The data below should be restated word for word, with every picture omitted.

__Saved entries__
------------------------------------------------------------------------
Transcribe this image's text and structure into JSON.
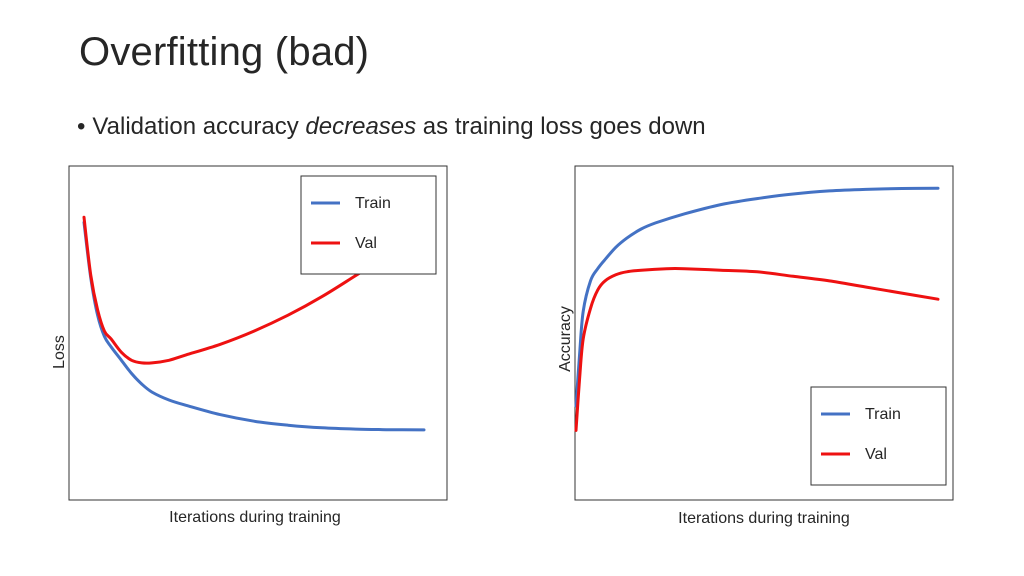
{
  "slide": {
    "title": "Overfitting (bad)",
    "bullet": {
      "symbol": "•",
      "before": "Validation accuracy ",
      "emphasis": "decreases",
      "after": " as training loss goes down"
    }
  },
  "colors": {
    "train": "#4472C4",
    "val": "#EE1111",
    "frame": "#333333"
  },
  "chart_data": [
    {
      "type": "line",
      "title": "",
      "xlabel": "Iterations during training",
      "ylabel": "Loss",
      "xlim": [
        0,
        100
      ],
      "ylim": [
        0,
        100
      ],
      "grid": false,
      "ticks_shown": false,
      "legend": {
        "placement": "top-right",
        "entries": [
          "Train",
          "Val"
        ]
      },
      "series": [
        {
          "name": "Train",
          "color_key": "train",
          "x": [
            0,
            2,
            4,
            6,
            8,
            11,
            14,
            17,
            20,
            25,
            30,
            40,
            50,
            60,
            70,
            80,
            90,
            100
          ],
          "y": [
            87,
            66,
            52,
            44,
            40,
            35,
            30,
            26,
            23,
            20,
            18,
            14.5,
            12,
            10.5,
            9.5,
            9,
            8.8,
            8.7
          ]
        },
        {
          "name": "Val",
          "color_key": "val",
          "x": [
            0,
            2,
            4,
            6,
            8,
            11,
            14,
            17,
            20,
            25,
            30,
            40,
            50,
            60,
            70,
            80,
            90,
            96
          ],
          "y": [
            89,
            67,
            54,
            46,
            43,
            38,
            35,
            34,
            34,
            35,
            37,
            41,
            46,
            52,
            59,
            67,
            75,
            80
          ]
        }
      ]
    },
    {
      "type": "line",
      "title": "",
      "xlabel": "Iterations during training",
      "ylabel": "Accuracy",
      "xlim": [
        0,
        100
      ],
      "ylim": [
        0,
        100
      ],
      "grid": false,
      "ticks_shown": false,
      "legend": {
        "placement": "bottom-right",
        "entries": [
          "Train",
          "Val"
        ]
      },
      "series": [
        {
          "name": "Train",
          "color_key": "train",
          "x": [
            0,
            1,
            2,
            4,
            6,
            8,
            11,
            14,
            18,
            22,
            30,
            40,
            50,
            60,
            70,
            80,
            90,
            100
          ],
          "y": [
            21,
            38,
            52,
            62,
            66,
            69,
            73,
            76,
            79,
            81,
            84,
            87,
            89,
            90.5,
            91.5,
            92,
            92.3,
            92.4
          ]
        },
        {
          "name": "Val",
          "color_key": "val",
          "x": [
            0,
            1,
            2,
            4,
            6,
            8,
            11,
            14,
            18,
            25,
            30,
            40,
            50,
            60,
            70,
            80,
            90,
            100
          ],
          "y": [
            13,
            30,
            43,
            53,
            59,
            62,
            64,
            65,
            65.5,
            66,
            66,
            65.5,
            65,
            63.5,
            62,
            60,
            58,
            56
          ]
        }
      ]
    }
  ]
}
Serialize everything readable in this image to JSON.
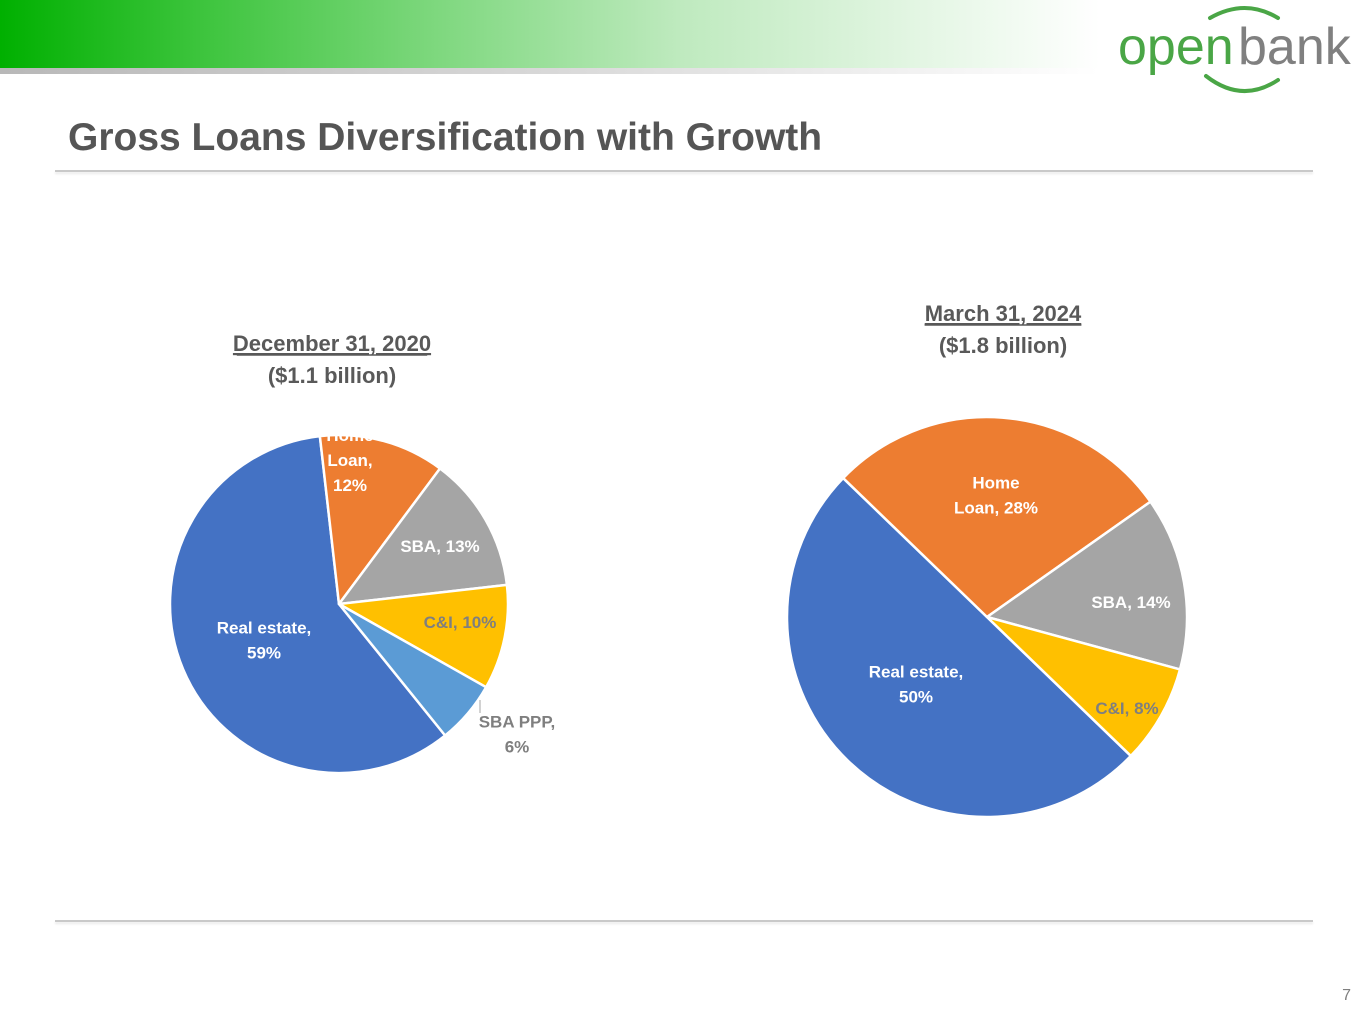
{
  "header": {
    "logo": {
      "word_left": "open",
      "word_right": "bank",
      "colors": {
        "green": "#4aa646",
        "gray": "#808080"
      }
    },
    "band_colors": [
      "#00b000",
      "#ffffff"
    ]
  },
  "page_title": "Gross Loans Diversification with Growth",
  "page_number": "7",
  "chart_data": [
    {
      "type": "pie",
      "title": "December 31, 2020",
      "subtitle": "($1.1 billion)",
      "slices": [
        {
          "label": "Real estate",
          "value": 59,
          "label_lines": [
            "Real estate,",
            "59%"
          ],
          "color": "#4472c4",
          "label_color": "#ffffff"
        },
        {
          "label": "Home Loan",
          "value": 12,
          "label_lines": [
            "Home",
            "Loan,",
            "12%"
          ],
          "color": "#ed7d31",
          "label_color": "#ffffff"
        },
        {
          "label": "SBA",
          "value": 13,
          "label_lines": [
            "SBA, 13%"
          ],
          "color": "#a5a5a5",
          "label_color": "#ffffff"
        },
        {
          "label": "C&I",
          "value": 10,
          "label_lines": [
            "C&I, 10%"
          ],
          "color": "#ffc000",
          "label_color": "#7f7f7f"
        },
        {
          "label": "SBA PPP",
          "value": 6,
          "label_lines": [
            "SBA PPP,",
            "6%"
          ],
          "color": "#5b9bd5",
          "label_color": "#7f7f7f"
        }
      ]
    },
    {
      "type": "pie",
      "title": "March 31, 2024",
      "subtitle": "($1.8 billion)",
      "slices": [
        {
          "label": "Real estate",
          "value": 50,
          "label_lines": [
            "Real estate,",
            "50%"
          ],
          "color": "#4472c4",
          "label_color": "#ffffff"
        },
        {
          "label": "Home Loan",
          "value": 28,
          "label_lines": [
            "Home",
            "Loan, 28%"
          ],
          "color": "#ed7d31",
          "label_color": "#ffffff"
        },
        {
          "label": "SBA",
          "value": 14,
          "label_lines": [
            "SBA, 14%"
          ],
          "color": "#a5a5a5",
          "label_color": "#ffffff"
        },
        {
          "label": "C&I",
          "value": 8,
          "label_lines": [
            "C&I, 8%"
          ],
          "color": "#ffc000",
          "label_color": "#7f7f7f"
        }
      ]
    }
  ]
}
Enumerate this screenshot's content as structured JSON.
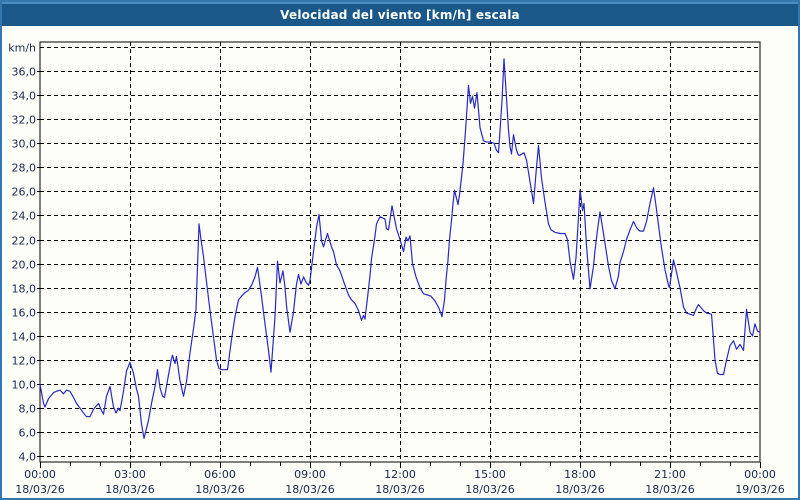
------------------------------------------------------------------------
__COMPLETED TASK__
Transcribe this image's text and structure into JSON.
{
  "slide": {
    "title": "Overfitting (bad)",
    "bullet": {
      "symbol": "•",
      "before": "Validation accuracy ",
      "emphasis": "decreases",
      "after": " as training loss goes down"
    }
  },
  "colors": {
    "train": "#4472C4",
    "val": "#EE1111",
    "frame": "#333333"
  },
  "chart_data": [
    {
      "type": "line",
      "title": "",
      "xlabel": "Iterations during training",
      "ylabel": "Loss",
      "xlim": [
        0,
        100
      ],
      "ylim": [
        0,
        100
      ],
      "grid": false,
      "ticks_shown": false,
      "legend": {
        "placement": "top-right",
        "entries": [
          "Train",
          "Val"
        ]
      },
      "series": [
        {
          "name": "Train",
          "color_key": "train",
          "x": [
            0,
            2,
            4,
            6,
            8,
            11,
            14,
            17,
            20,
            25,
            30,
            40,
            50,
            60,
            70,
            80,
            90,
            100
          ],
          "y": [
            87,
            66,
            52,
            44,
            40,
            35,
            30,
            26,
            23,
            20,
            18,
            14.5,
            12,
            10.5,
            9.5,
            9,
            8.8,
            8.7
          ]
        },
        {
          "name": "Val",
          "color_key": "val",
          "x": [
            0,
            2,
            4,
            6,
            8,
            11,
            14,
            17,
            20,
            25,
            30,
            40,
            50,
            60,
            70,
            80,
            90,
            96
          ],
          "y": [
            89,
            67,
            54,
            46,
            43,
            38,
            35,
            34,
            34,
            35,
            37,
            41,
            46,
            52,
            59,
            67,
            75,
            80
          ]
        }
      ]
    },
    {
      "type": "line",
      "title": "",
      "xlabel": "Iterations during training",
      "ylabel": "Accuracy",
      "xlim": [
        0,
        100
      ],
      "ylim": [
        0,
        100
      ],
      "grid": false,
      "ticks_shown": false,
      "legend": {
        "placement": "bottom-right",
        "entries": [
          "Train",
          "Val"
        ]
      },
      "series": [
        {
          "name": "Train",
          "color_key": "train",
          "x": [
            0,
            1,
            2,
            4,
            6,
            8,
            11,
            14,
            18,
            22,
            30,
            40,
            50,
            60,
            70,
            80,
            90,
            100
          ],
          "y": [
            21,
            38,
            52,
            62,
            66,
            69,
            73,
            76,
            79,
            81,
            84,
            87,
            89,
            90.5,
            91.5,
            92,
            92.3,
            92.4
          ]
        },
        {
          "name": "Val",
          "color_key": "val",
          "x": [
            0,
            1,
            2,
            4,
            6,
            8,
            11,
            14,
            18,
            25,
            30,
            40,
            50,
            60,
            70,
            80,
            90,
            100
          ],
          "y": [
            13,
            30,
            43,
            53,
            59,
            62,
            64,
            65,
            65.5,
            66,
            66,
            65.5,
            65,
            63.5,
            62,
            60,
            58,
            56
          ]
        }
      ]
    }
  ]
}
Serialize everything readable in this image to JSON.
{
  "header": {
    "logo": {
      "word_left": "open",
      "word_right": "bank",
      "colors": {
        "green": "#4aa646",
        "gray": "#808080"
      }
    },
    "band_colors": [
      "#00b000",
      "#ffffff"
    ]
  },
  "page_title": "Gross Loans Diversification with Growth",
  "page_number": "7",
  "chart_data": [
    {
      "type": "pie",
      "title": "December 31, 2020",
      "subtitle": "($1.1 billion)",
      "slices": [
        {
          "label": "Real estate",
          "value": 59,
          "label_lines": [
            "Real estate,",
            "59%"
          ],
          "color": "#4472c4",
          "label_color": "#ffffff"
        },
        {
          "label": "Home Loan",
          "value": 12,
          "label_lines": [
            "Home",
            "Loan,",
            "12%"
          ],
          "color": "#ed7d31",
          "label_color": "#ffffff"
        },
        {
          "label": "SBA",
          "value": 13,
          "label_lines": [
            "SBA, 13%"
          ],
          "color": "#a5a5a5",
          "label_color": "#ffffff"
        },
        {
          "label": "C&I",
          "value": 10,
          "label_lines": [
            "C&I, 10%"
          ],
          "color": "#ffc000",
          "label_color": "#7f7f7f"
        },
        {
          "label": "SBA PPP",
          "value": 6,
          "label_lines": [
            "SBA PPP,",
            "6%"
          ],
          "color": "#5b9bd5",
          "label_color": "#7f7f7f"
        }
      ]
    },
    {
      "type": "pie",
      "title": "March 31, 2024",
      "subtitle": "($1.8 billion)",
      "slices": [
        {
          "label": "Real estate",
          "value": 50,
          "label_lines": [
            "Real estate,",
            "50%"
          ],
          "color": "#4472c4",
          "label_color": "#ffffff"
        },
        {
          "label": "Home Loan",
          "value": 28,
          "label_lines": [
            "Home",
            "Loan, 28%"
          ],
          "color": "#ed7d31",
          "label_color": "#ffffff"
        },
        {
          "label": "SBA",
          "value": 14,
          "label_lines": [
            "SBA, 14%"
          ],
          "color": "#a5a5a5",
          "label_color": "#ffffff"
        },
        {
          "label": "C&I",
          "value": 8,
          "label_lines": [
            "C&I, 8%"
          ],
          "color": "#ffc000",
          "label_color": "#7f7f7f"
        }
      ]
    }
  ]
}
Enumerate this screenshot's content as structured JSON.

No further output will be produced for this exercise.